Saved data entries:
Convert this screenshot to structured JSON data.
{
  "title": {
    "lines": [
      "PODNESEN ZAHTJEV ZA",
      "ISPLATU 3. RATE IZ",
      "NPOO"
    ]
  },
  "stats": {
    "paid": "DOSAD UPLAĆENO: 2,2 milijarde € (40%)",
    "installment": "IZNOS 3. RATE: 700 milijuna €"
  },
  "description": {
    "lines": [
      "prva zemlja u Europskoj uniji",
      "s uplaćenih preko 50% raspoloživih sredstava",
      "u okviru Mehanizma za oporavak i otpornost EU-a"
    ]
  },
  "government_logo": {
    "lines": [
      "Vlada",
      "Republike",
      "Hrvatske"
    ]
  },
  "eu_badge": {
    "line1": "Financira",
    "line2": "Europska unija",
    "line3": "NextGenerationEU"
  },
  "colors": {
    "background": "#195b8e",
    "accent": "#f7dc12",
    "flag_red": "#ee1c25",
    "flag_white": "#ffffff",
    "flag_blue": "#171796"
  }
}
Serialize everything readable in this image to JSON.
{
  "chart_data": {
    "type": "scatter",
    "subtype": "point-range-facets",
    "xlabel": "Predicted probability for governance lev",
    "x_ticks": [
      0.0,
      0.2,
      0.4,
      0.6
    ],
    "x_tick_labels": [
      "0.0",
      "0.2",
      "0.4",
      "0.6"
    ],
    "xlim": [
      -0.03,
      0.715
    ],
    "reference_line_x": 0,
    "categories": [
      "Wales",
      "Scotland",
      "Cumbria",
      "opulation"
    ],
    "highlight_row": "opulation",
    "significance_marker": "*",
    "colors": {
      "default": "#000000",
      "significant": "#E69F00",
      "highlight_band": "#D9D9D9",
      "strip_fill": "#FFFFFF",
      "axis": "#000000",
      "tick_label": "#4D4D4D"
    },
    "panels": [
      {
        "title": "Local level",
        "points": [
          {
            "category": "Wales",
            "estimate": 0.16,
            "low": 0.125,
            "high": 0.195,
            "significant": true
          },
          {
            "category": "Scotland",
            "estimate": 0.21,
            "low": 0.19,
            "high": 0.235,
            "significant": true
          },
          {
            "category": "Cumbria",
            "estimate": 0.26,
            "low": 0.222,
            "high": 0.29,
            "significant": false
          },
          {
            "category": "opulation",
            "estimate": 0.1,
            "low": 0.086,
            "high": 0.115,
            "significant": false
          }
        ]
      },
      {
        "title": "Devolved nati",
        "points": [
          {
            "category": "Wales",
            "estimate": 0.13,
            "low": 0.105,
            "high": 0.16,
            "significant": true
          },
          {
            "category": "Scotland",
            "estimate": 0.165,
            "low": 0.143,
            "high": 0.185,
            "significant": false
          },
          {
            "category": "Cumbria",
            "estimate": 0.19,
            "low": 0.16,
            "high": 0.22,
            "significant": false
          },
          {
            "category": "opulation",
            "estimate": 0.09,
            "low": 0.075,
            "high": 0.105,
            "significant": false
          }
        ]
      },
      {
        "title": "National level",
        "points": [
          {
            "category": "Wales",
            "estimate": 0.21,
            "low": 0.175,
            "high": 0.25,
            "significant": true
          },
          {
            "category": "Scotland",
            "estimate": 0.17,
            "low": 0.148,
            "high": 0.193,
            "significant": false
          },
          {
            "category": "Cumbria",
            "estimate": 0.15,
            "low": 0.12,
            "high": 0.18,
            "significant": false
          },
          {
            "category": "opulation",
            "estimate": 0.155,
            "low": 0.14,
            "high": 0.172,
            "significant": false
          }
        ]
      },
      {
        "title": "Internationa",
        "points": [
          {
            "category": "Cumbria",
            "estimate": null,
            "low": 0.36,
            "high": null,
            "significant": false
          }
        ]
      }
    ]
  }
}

WHAT TO DO:
Every line above should be printed again exactly as it stands.

COMPLETED TASK:
Convert this screenshot to structured JSON data.
{
  "title": {
    "lines": [
      "PODNESEN ZAHTJEV ZA",
      "ISPLATU 3. RATE IZ",
      "NPOO"
    ]
  },
  "stats": {
    "paid": "DOSAD UPLAĆENO: 2,2 milijarde € (40%)",
    "installment": "IZNOS 3. RATE: 700 milijuna €"
  },
  "description": {
    "lines": [
      "prva zemlja u Europskoj uniji",
      "s uplaćenih preko 50% raspoloživih sredstava",
      "u okviru Mehanizma za oporavak i otpornost EU-a"
    ]
  },
  "government_logo": {
    "lines": [
      "Vlada",
      "Republike",
      "Hrvatske"
    ]
  },
  "eu_badge": {
    "line1": "Financira",
    "line2": "Europska unija",
    "line3": "NextGenerationEU"
  },
  "colors": {
    "background": "#195b8e",
    "accent": "#f7dc12",
    "flag_red": "#ee1c25",
    "flag_white": "#ffffff",
    "flag_blue": "#171796"
  }
}
Serialize everything readable in this image to JSON.
{
  "chart_data": {
    "type": "scatter",
    "subtype": "point-range-facets",
    "xlabel": "Predicted probability for governance lev",
    "x_ticks": [
      0.0,
      0.2,
      0.4,
      0.6
    ],
    "x_tick_labels": [
      "0.0",
      "0.2",
      "0.4",
      "0.6"
    ],
    "xlim": [
      -0.03,
      0.715
    ],
    "reference_line_x": 0,
    "categories": [
      "Wales",
      "Scotland",
      "Cumbria",
      "opulation"
    ],
    "highlight_row": "opulation",
    "significance_marker": "*",
    "colors": {
      "default": "#000000",
      "significant": "#E69F00",
      "highlight_band": "#D9D9D9",
      "strip_fill": "#FFFFFF",
      "axis": "#000000",
      "tick_label": "#4D4D4D"
    },
    "panels": [
      {
        "title": "Local level",
        "points": [
          {
            "category": "Wales",
            "estimate": 0.16,
            "low": 0.125,
            "high": 0.195,
            "significant": true
          },
          {
            "category": "Scotland",
            "estimate": 0.21,
            "low": 0.19,
            "high": 0.235,
            "significant": true
          },
          {
            "category": "Cumbria",
            "estimate": 0.26,
            "low": 0.222,
            "high": 0.29,
            "significant": false
          },
          {
            "category": "opulation",
            "estimate": 0.1,
            "low": 0.086,
            "high": 0.115,
            "significant": false
          }
        ]
      },
      {
        "title": "Devolved nati",
        "points": [
          {
            "category": "Wales",
            "estimate": 0.13,
            "low": 0.105,
            "high": 0.16,
            "significant": true
          },
          {
            "category": "Scotland",
            "estimate": 0.165,
            "low": 0.143,
            "high": 0.185,
            "significant": false
          },
          {
            "category": "Cumbria",
            "estimate": 0.19,
            "low": 0.16,
            "high": 0.22,
            "significant": false
          },
          {
            "category": "opulation",
            "estimate": 0.09,
            "low": 0.075,
            "high": 0.105,
            "significant": false
          }
        ]
      },
      {
        "title": "National level",
        "points": [
          {
            "category": "Wales",
            "estimate": 0.21,
            "low": 0.175,
            "high": 0.25,
            "significant": true
          },
          {
            "category": "Scotland",
            "estimate": 0.17,
            "low": 0.148,
            "high": 0.193,
            "significant": false
          },
          {
            "category": "Cumbria",
            "estimate": 0.15,
            "low": 0.12,
            "high": 0.18,
            "significant": false
          },
          {
            "category": "opulation",
            "estimate": 0.155,
            "low": 0.14,
            "high": 0.172,
            "significant": false
          }
        ]
      },
      {
        "title": "Internationa",
        "points": [
          {
            "category": "Cumbria",
            "estimate": null,
            "low": 0.36,
            "high": null,
            "significant": false
          }
        ]
      }
    ]
  }
}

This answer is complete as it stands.